_Challenge_:
Convert every line of the records below into a JSON list of strings, one string per line, omitting blank lines.

_Provided data_:
------------------------------------------------------------
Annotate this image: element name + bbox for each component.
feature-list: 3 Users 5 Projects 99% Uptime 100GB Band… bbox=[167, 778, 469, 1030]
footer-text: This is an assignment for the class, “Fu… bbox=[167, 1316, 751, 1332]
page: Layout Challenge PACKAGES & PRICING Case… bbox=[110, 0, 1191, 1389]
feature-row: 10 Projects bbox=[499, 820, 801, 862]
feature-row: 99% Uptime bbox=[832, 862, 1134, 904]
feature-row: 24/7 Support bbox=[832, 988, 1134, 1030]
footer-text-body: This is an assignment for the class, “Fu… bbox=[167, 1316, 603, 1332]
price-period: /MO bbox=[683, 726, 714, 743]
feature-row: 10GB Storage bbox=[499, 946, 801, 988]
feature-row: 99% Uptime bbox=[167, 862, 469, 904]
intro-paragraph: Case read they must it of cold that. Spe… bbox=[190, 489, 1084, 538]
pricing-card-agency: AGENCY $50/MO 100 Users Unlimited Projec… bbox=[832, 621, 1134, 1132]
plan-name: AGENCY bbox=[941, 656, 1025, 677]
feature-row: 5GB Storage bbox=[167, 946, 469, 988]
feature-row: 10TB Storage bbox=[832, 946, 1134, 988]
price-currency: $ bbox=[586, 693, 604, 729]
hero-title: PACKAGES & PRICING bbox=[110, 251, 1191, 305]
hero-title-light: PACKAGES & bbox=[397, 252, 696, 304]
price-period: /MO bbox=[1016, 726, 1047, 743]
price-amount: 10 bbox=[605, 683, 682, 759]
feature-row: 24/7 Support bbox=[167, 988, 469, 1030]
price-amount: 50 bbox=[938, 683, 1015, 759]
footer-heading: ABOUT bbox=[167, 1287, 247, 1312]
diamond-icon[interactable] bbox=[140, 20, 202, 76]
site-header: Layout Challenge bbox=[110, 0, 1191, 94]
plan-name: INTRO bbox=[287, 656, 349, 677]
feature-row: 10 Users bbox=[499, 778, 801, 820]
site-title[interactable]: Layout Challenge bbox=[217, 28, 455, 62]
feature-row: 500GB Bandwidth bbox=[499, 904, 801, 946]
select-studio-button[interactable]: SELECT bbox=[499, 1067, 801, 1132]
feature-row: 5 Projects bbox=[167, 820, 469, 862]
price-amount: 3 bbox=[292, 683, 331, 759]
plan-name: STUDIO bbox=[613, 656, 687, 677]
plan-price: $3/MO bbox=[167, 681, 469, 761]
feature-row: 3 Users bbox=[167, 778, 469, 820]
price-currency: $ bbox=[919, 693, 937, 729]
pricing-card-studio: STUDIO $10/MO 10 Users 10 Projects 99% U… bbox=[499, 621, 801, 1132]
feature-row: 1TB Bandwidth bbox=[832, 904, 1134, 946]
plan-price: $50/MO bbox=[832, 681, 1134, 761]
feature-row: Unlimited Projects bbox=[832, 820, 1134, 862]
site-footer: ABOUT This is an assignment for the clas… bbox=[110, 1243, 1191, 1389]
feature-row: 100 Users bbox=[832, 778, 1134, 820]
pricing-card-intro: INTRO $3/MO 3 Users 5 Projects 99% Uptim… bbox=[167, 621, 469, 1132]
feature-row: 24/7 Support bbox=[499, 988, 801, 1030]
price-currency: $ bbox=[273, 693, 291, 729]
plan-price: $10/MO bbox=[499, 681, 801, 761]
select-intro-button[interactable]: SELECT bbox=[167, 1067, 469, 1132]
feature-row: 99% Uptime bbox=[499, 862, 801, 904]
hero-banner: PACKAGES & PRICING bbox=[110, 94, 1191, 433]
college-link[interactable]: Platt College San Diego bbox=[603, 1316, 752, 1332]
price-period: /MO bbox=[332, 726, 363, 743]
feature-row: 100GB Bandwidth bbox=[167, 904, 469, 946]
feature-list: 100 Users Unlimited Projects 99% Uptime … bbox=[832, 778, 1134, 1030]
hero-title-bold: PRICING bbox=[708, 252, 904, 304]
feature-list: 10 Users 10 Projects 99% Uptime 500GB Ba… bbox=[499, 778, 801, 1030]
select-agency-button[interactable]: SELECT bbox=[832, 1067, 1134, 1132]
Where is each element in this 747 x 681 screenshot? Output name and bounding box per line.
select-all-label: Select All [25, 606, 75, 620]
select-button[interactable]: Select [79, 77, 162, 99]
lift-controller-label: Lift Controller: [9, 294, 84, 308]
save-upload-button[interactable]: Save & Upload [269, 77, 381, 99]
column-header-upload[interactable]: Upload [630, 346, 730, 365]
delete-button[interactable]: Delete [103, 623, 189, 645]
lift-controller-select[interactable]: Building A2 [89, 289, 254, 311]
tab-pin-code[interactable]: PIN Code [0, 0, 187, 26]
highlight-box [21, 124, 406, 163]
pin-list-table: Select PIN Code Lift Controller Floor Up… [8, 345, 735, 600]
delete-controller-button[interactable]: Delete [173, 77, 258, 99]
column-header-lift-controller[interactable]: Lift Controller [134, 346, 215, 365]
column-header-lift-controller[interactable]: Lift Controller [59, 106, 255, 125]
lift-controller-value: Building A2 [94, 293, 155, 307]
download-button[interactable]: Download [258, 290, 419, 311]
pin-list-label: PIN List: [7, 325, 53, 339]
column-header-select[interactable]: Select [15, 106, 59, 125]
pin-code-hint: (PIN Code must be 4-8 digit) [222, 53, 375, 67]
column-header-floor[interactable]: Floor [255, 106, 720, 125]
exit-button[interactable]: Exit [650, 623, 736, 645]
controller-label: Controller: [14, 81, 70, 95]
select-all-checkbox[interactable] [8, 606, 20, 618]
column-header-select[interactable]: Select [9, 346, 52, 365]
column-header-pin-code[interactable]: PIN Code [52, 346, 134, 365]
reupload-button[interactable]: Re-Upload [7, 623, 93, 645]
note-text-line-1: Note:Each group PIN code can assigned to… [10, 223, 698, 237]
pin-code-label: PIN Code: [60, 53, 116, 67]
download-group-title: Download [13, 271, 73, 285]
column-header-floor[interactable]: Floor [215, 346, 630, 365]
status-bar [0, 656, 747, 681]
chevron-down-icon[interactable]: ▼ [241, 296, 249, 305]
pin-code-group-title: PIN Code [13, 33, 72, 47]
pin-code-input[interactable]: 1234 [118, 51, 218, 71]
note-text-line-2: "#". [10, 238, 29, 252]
------------------------------------------------------------
_Response to the task_:
[
  "Annotate this image: element name + bbox for each component.",
  "feature-list: 3 Users 5 Projects 99% Uptime 100GB Band… bbox=[167, 778, 469, 1030]",
  "footer-text: This is an assignment for the class, “Fu… bbox=[167, 1316, 751, 1332]",
  "page: Layout Challenge PACKAGES & PRICING Case… bbox=[110, 0, 1191, 1389]",
  "feature-row: 10 Projects bbox=[499, 820, 801, 862]",
  "feature-row: 99% Uptime bbox=[832, 862, 1134, 904]",
  "feature-row: 24/7 Support bbox=[832, 988, 1134, 1030]",
  "footer-text-body: This is an assignment for the class, “Fu… bbox=[167, 1316, 603, 1332]",
  "price-period: /MO bbox=[683, 726, 714, 743]",
  "feature-row: 10GB Storage bbox=[499, 946, 801, 988]",
  "feature-row: 99% Uptime bbox=[167, 862, 469, 904]",
  "intro-paragraph: Case read they must it of cold that. Spe… bbox=[190, 489, 1084, 538]",
  "pricing-card-agency: AGENCY $50/MO 100 Users Unlimited Projec… bbox=[832, 621, 1134, 1132]",
  "plan-name: AGENCY bbox=[941, 656, 1025, 677]",
  "feature-row: 5GB Storage bbox=[167, 946, 469, 988]",
  "feature-row: 10TB Storage bbox=[832, 946, 1134, 988]",
  "price-currency: $ bbox=[586, 693, 604, 729]",
  "hero-title: PACKAGES & PRICING bbox=[110, 251, 1191, 305]",
  "hero-title-light: PACKAGES & bbox=[397, 252, 696, 304]",
  "price-period: /MO bbox=[1016, 726, 1047, 743]",
  "price-amount: 10 bbox=[605, 683, 682, 759]",
  "feature-row: 24/7 Support bbox=[167, 988, 469, 1030]",
  "price-amount: 50 bbox=[938, 683, 1015, 759]",
  "footer-heading: ABOUT bbox=[167, 1287, 247, 1312]",
  "diamond-icon[interactable] bbox=[140, 20, 202, 76]",
  "site-header: Layout Challenge bbox=[110, 0, 1191, 94]",
  "plan-name: INTRO bbox=[287, 656, 349, 677]",
  "feature-row: 10 Users bbox=[499, 778, 801, 820]",
  "site-title[interactable]: Layout Challenge bbox=[217, 28, 455, 62]",
  "feature-row: 500GB Bandwidth bbox=[499, 904, 801, 946]",
  "select-studio-button[interactable]: SELECT bbox=[499, 1067, 801, 1132]",
  "feature-row: 5 Projects bbox=[167, 820, 469, 862]",
  "price-amount: 3 bbox=[292, 683, 331, 759]",
  "plan-name: STUDIO bbox=[613, 656, 687, 677]",
  "plan-price: $3/MO bbox=[167, 681, 469, 761]",
  "feature-row: 3 Users bbox=[167, 778, 469, 820]",
  "price-currency: $ bbox=[919, 693, 937, 729]",
  "pricing-card-studio: STUDIO $10/MO 10 Users 10 Projects 99% U… bbox=[499, 621, 801, 1132]",
  "feature-row: 1TB Bandwidth bbox=[832, 904, 1134, 946]",
  "plan-price: $50/MO bbox=[832, 681, 1134, 761]",
  "feature-row: Unlimited Projects bbox=[832, 820, 1134, 862]",
  "site-footer: ABOUT This is an assignment for the clas… bbox=[110, 1243, 1191, 1389]",
  "feature-row: 100 Users bbox=[832, 778, 1134, 820]",
  "pricing-card-intro: INTRO $3/MO 3 Users 5 Projects 99% Uptim… bbox=[167, 621, 469, 1132]",
  "feature-row: 24/7 Support bbox=[499, 988, 801, 1030]",
  "price-currency: $ bbox=[273, 693, 291, 729]",
  "plan-price: $10/MO bbox=[499, 681, 801, 761]",
  "select-intro-button[interactable]: SELECT bbox=[167, 1067, 469, 1132]",
  "feature-row: 99% Uptime bbox=[499, 862, 801, 904]",
  "hero-banner: PACKAGES & PRICING bbox=[110, 94, 1191, 433]",
  "college-link[interactable]: Platt College San Diego bbox=[603, 1316, 752, 1332]",
  "price-period: /MO bbox=[332, 726, 363, 743]",
  "feature-row: 100GB Bandwidth bbox=[167, 904, 469, 946]",
  "feature-list: 100 Users Unlimited Projects 99% Uptime … bbox=[832, 778, 1134, 1030]",
  "hero-title-bold: PRICING bbox=[708, 252, 904, 304]",
  "feature-list: 10 Users 10 Projects 99% Uptime 500GB Ba… bbox=[499, 778, 801, 1030]",
  "select-agency-button[interactable]: SELECT bbox=[832, 1067, 1134, 1132]",
  "Where is each element in this 747 x 681 screenshot? Output name and bounding box per line.",
  "select-all-label: Select All [25, 606, 75, 620]",
  "select-button[interactable]: Select [79, 77, 162, 99]",
  "lift-controller-label: Lift Controller: [9, 294, 84, 308]",
  "save-upload-button[interactable]: Save & Upload [269, 77, 381, 99]",
  "column-header-upload[interactable]: Upload [630, 346, 730, 365]",
  "delete-button[interactable]: Delete [103, 623, 189, 645]",
  "lift-controller-select[interactable]: Building A2 [89, 289, 254, 311]",
  "tab-pin-code[interactable]: PIN Code [0, 0, 187, 26]",
  "highlight-box [21, 124, 406, 163]",
  "pin-list-table: Select PIN Code Lift Controller Floor Up… [8, 345, 735, 600]",
  "delete-controller-button[interactable]: Delete [173, 77, 258, 99]",
  "column-header-lift-controller[interactable]: Lift Controller [134, 346, 215, 365]",
  "column-header-lift-controller[interactable]: Lift Controller [59, 106, 255, 125]",
  "lift-controller-value: Building A2 [94, 293, 155, 307]",
  "download-button[interactable]: Download [258, 290, 419, 311]",
  "pin-list-label: PIN List: [7, 325, 53, 339]",
  "column-header-select[interactable]: Select [15, 106, 59, 125]",
  "pin-code-hint: (PIN Code must be 4-8 digit) [222, 53, 375, 67]",
  "column-header-floor[interactable]: Floor [255, 106, 720, 125]",
  "exit-button[interactable]: Exit [650, 623, 736, 645]",
  "controller-label: Controller: [14, 81, 70, 95]",
  "select-all-checkbox[interactable] [8, 606, 20, 618]",
  "column-header-select[interactable]: Select [9, 346, 52, 365]",
  "column-header-pin-code[interactable]: PIN Code [52, 346, 134, 365]",
  "reupload-button[interactable]: Re-Upload [7, 623, 93, 645]",
  "note-text-line-1: Note:Each group PIN code can assigned to… [10, 223, 698, 237]",
  "pin-code-label: PIN Code: [60, 53, 116, 67]",
  "download-group-title: Download [13, 271, 73, 285]",
  "column-header-floor[interactable]: Floor [215, 346, 630, 365]",
  "status-bar [0, 656, 747, 681]",
  "chevron-down-icon[interactable]: ▼ [241, 296, 249, 305]",
  "pin-code-group-title: PIN Code [13, 33, 72, 47]",
  "pin-code-input[interactable]: 1234 [118, 51, 218, 71]",
  "note-text-line-2: \"#\". [10, 238, 29, 252]"
]